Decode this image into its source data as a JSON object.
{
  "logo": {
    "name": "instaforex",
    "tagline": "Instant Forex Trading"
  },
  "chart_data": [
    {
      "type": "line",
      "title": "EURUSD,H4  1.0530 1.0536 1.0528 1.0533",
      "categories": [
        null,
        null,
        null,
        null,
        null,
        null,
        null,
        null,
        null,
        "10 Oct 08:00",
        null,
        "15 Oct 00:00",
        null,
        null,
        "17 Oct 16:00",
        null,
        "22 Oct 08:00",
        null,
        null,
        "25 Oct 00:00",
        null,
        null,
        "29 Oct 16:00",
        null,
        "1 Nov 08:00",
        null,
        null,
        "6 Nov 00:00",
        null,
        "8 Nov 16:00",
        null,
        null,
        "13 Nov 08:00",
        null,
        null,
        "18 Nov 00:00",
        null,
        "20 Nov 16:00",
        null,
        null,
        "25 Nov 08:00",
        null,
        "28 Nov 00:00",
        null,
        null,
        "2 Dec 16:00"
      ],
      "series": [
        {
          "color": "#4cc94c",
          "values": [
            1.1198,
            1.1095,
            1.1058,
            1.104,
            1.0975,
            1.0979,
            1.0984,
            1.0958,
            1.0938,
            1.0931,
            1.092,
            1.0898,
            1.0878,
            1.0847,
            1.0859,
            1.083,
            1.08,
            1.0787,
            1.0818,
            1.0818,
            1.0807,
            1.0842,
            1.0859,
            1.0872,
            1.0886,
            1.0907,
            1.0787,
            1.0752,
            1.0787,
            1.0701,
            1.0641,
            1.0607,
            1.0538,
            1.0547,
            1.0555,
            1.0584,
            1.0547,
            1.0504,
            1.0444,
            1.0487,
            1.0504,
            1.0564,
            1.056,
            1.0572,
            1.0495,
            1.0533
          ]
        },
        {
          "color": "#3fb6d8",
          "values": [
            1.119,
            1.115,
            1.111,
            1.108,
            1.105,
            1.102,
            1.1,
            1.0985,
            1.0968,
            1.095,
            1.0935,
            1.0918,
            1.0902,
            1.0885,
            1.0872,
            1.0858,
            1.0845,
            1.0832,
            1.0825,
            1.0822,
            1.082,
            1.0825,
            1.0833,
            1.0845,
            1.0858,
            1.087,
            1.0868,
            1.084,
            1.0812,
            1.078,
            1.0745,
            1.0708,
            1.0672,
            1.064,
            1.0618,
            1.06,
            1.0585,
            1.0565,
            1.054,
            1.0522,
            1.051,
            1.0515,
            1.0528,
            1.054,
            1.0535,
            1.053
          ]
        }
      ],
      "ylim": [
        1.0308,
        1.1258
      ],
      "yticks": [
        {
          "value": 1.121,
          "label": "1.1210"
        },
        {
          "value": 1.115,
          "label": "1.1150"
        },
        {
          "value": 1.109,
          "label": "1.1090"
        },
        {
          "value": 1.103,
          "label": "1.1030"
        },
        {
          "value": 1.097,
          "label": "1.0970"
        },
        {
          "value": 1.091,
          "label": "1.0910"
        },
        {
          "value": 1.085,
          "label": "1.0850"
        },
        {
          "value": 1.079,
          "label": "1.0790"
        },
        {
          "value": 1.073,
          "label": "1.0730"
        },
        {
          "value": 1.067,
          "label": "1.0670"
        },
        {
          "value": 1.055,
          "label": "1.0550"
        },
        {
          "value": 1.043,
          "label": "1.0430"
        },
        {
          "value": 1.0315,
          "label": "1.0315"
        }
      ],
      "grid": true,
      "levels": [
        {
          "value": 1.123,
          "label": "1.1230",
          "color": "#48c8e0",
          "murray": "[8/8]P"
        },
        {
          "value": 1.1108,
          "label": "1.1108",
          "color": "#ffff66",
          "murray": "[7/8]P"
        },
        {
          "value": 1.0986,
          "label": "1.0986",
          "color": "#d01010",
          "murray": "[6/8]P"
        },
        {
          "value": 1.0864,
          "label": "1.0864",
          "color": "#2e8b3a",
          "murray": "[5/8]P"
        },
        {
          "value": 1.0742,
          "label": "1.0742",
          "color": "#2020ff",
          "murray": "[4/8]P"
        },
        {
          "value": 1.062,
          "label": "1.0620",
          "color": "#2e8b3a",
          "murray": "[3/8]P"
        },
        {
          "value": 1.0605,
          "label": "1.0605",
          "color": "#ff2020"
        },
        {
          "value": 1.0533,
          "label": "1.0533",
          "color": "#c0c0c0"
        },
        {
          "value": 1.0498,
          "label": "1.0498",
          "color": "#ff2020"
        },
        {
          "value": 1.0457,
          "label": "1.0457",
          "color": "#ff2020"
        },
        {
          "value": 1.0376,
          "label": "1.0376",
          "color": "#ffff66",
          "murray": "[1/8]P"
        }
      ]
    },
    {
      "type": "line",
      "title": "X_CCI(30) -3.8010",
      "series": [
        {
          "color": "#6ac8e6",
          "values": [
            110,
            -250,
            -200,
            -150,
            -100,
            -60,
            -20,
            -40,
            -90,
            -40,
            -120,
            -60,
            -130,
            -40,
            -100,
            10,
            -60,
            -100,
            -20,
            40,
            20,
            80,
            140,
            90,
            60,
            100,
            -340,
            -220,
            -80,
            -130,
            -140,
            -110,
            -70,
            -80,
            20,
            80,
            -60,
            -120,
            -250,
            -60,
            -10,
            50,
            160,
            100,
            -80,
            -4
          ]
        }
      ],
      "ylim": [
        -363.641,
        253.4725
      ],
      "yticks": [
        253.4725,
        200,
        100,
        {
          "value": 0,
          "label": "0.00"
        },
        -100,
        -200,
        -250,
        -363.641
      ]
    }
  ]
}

• _Required work_:
Lines containing the word "title" must all be returned from the material above.

• _Exercise response_:
      "title": "EURUSD,H4  1.0530 1.0536 1.0528 1.0533",
      "title": "X_CCI(30) -3.8010",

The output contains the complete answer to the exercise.